** Start Supplied material **

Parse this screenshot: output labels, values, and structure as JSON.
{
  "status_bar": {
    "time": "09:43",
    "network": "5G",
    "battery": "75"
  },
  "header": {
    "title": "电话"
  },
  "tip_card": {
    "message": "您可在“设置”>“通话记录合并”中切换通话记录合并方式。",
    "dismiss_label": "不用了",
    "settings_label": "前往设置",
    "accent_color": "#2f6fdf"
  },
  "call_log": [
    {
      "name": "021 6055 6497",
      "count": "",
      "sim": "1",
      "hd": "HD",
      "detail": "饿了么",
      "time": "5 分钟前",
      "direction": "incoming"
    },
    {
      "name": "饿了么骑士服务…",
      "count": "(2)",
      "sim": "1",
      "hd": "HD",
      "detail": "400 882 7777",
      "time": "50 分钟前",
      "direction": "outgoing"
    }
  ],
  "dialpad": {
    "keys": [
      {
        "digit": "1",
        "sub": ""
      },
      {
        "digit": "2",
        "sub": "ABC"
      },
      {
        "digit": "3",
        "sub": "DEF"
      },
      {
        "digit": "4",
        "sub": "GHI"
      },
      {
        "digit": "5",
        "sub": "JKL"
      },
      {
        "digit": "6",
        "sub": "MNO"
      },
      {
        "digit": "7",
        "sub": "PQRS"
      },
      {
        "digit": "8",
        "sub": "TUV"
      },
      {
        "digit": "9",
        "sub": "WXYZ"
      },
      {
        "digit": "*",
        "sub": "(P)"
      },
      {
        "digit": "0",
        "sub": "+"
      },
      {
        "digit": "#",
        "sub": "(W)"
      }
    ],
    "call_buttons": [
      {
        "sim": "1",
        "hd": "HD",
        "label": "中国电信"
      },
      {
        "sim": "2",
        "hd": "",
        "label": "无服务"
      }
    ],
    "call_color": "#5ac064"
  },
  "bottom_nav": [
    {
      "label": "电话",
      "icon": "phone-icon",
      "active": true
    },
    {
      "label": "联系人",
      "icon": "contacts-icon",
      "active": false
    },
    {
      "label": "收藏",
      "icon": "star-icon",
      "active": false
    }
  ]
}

** End Supplied material **

## [Instructions for the task]
Say how many lines of the listing above contain "direction", with no other words.

## [Solution to this exercise]
2